■ Textauszug:

"""

Leitsatz (amtlich)

Die Einleitung von Umgangsverfahren nach §§ 1684 Abs. 3 BGB und 166 Abs. 1 FamFG, 1696 Abs. 1 S. 1 BGB erfolgt von Amts wegen (§ 24 FamFG). Das Familiengericht ist zur Einleitung eines Verfahrens verpflichtet, wenn Kindeswohl oder Elternrecht eine gerichtliche Regelung des Umgangs erfordern oder triftige, das Kindeswohl nachhaltig berührende Umstände die Abänderung einer gerichtlichen Umgangsregelung erfordern.

Weil sich die Kindeseltern einer Beteiligung am Verfahren nicht entziehen können (§ 7 Abs. 2 FamFG), ist ihnen in einem Umgangsverfahren auf ihren Antrag hin bei wirtschaftlicher Bedürftigkeit grundsätzlich unabhängig von der Erfolgsaussicht etwaiger Sachanträge Verfahrenskostenhilfe zu bewilligen.

Daraus folgt zwingend, dass das Familiengericht noch vor Bescheidung der Verfahrenskostenhilfeanträge der Eltern über die Einleitung des Umgangsverfahrens zu entscheiden hat. Wird ein Verfahrenskostenhilfeantrag bereits vorher zurückgewiesen, ist diese Entscheidung auf das Rechtsmittel des Beschwerten aufzuheben und die Sache zur Nachholung der Prüfung einer Verfahrenseinleitung und zur anschließenden Neubescheidung des VKH-Antrags an das Familiengericht zurückzuverweisen.

 

Normenkette

BGB § 1684 Abs. 3, § 1696 Abs. 1 S. 1; FamFG § 7 Abs. 2, §§ 24, 76 Abs. 1, § 166 Abs. 1; ZPO § 114 Abs. 1 S. 1

 

Verfahrensgang

AG Büdingen (Aktenzeichen 53 F 277/20)

"""

■ Bereitgestellte Daten:
"""

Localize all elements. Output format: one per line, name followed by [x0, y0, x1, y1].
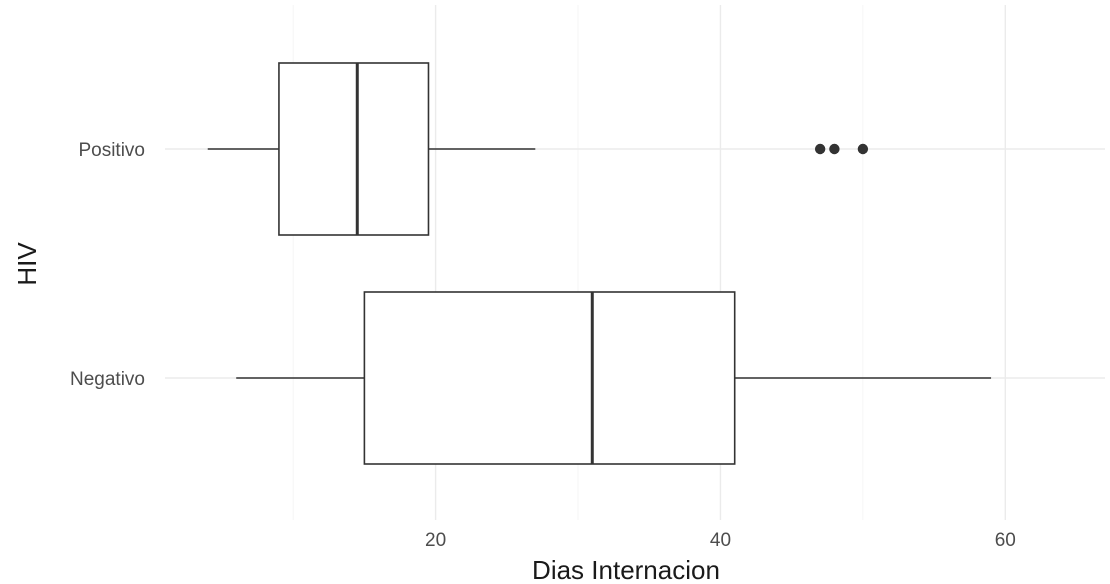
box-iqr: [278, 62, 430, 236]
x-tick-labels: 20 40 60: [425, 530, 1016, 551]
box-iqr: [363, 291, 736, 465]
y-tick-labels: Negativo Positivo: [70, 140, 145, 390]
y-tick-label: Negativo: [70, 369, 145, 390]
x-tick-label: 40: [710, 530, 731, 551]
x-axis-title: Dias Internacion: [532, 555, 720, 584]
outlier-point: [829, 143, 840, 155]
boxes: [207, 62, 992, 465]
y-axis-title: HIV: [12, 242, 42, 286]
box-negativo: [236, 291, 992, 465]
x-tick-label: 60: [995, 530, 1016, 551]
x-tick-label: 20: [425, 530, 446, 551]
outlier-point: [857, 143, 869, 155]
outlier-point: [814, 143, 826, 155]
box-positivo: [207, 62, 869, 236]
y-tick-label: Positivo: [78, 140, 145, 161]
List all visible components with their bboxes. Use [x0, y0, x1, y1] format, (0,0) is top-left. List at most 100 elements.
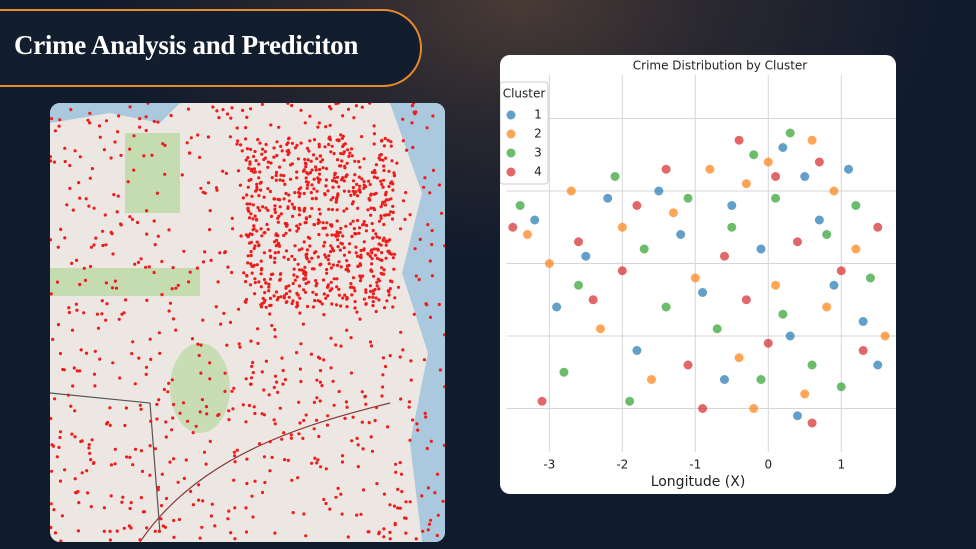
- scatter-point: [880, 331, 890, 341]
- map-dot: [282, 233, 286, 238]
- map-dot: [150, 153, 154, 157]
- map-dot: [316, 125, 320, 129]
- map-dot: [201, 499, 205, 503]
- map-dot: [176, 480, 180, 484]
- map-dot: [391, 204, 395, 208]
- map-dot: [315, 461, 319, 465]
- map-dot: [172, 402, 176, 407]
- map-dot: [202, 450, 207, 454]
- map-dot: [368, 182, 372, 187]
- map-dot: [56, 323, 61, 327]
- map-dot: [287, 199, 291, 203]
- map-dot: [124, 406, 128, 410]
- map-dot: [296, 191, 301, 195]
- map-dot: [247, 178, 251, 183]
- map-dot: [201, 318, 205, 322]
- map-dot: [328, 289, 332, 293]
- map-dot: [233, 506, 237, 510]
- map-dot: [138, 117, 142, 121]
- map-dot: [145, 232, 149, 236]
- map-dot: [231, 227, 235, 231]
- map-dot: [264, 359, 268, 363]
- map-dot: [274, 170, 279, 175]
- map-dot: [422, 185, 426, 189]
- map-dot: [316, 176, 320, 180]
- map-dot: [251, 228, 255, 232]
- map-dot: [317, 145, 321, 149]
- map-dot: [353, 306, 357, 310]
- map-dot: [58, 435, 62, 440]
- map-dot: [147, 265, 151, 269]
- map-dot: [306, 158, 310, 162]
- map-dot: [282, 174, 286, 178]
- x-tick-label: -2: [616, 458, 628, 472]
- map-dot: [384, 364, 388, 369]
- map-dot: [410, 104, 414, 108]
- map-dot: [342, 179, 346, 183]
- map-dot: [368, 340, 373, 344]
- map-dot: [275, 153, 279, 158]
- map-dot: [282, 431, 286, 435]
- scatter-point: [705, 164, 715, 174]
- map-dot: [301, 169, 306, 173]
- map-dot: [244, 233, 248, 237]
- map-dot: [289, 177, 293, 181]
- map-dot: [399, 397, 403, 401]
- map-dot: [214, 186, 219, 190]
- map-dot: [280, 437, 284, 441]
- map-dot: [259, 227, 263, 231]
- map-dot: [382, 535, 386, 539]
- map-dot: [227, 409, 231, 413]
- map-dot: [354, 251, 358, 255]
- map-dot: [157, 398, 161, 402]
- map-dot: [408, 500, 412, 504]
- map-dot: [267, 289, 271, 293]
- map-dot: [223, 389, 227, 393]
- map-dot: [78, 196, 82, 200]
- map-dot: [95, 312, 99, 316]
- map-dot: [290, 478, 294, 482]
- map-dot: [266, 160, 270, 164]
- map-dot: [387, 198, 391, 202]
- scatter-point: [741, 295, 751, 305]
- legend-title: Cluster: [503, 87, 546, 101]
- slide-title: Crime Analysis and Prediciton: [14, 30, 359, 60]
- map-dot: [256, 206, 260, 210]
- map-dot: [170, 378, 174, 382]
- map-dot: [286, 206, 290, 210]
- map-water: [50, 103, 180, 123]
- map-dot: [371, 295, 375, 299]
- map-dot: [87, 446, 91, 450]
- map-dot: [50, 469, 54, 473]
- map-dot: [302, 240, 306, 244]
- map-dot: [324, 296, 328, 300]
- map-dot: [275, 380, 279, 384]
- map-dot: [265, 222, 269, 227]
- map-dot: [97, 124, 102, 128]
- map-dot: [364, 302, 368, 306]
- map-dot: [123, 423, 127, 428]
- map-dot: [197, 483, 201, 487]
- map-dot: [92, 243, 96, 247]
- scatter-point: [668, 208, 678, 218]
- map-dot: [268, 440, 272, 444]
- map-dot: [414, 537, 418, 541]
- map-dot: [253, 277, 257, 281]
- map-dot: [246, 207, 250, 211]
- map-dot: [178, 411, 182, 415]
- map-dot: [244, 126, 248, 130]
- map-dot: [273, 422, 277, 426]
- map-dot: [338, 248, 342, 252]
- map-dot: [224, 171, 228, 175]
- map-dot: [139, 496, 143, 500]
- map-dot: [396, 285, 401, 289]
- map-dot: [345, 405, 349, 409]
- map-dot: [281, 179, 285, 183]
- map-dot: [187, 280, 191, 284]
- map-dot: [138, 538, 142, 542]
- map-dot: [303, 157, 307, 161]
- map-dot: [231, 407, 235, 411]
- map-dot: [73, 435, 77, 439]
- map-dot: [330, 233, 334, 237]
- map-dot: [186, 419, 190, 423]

"""

■ Aufgabe A:
Wie erfolgt nach dem Textauszug die Einleitung von Umgangsverfahren?
■ Aufgabe B:
Kopieren Sie aus den Datensätzen unverändert den Abschnitt, der mit der Zeile beginnt, die „- scatter-point: [880, 331, 890, 341]“ enthält, und mit der Zeile endet, die „- map-dot: [296, 191, 301, 195]“ enthält, beide Zeilen eingeschlossen.

■ Musterlösung A:
Sie erfolgt von Amts wegen (§ 24 FamFG).

■ Musterlösung B:
- scatter-point: [880, 331, 890, 341]
- map-dot: [282, 233, 286, 238]
- map-dot: [150, 153, 154, 157]
- map-dot: [316, 125, 320, 129]
- map-dot: [201, 499, 205, 503]
- map-dot: [176, 480, 180, 484]
- map-dot: [391, 204, 395, 208]
- map-dot: [315, 461, 319, 465]
- map-dot: [172, 402, 176, 407]
- map-dot: [202, 450, 207, 454]
- map-dot: [368, 182, 372, 187]
- map-dot: [56, 323, 61, 327]
- map-dot: [287, 199, 291, 203]
- map-dot: [124, 406, 128, 410]
- map-dot: [296, 191, 301, 195]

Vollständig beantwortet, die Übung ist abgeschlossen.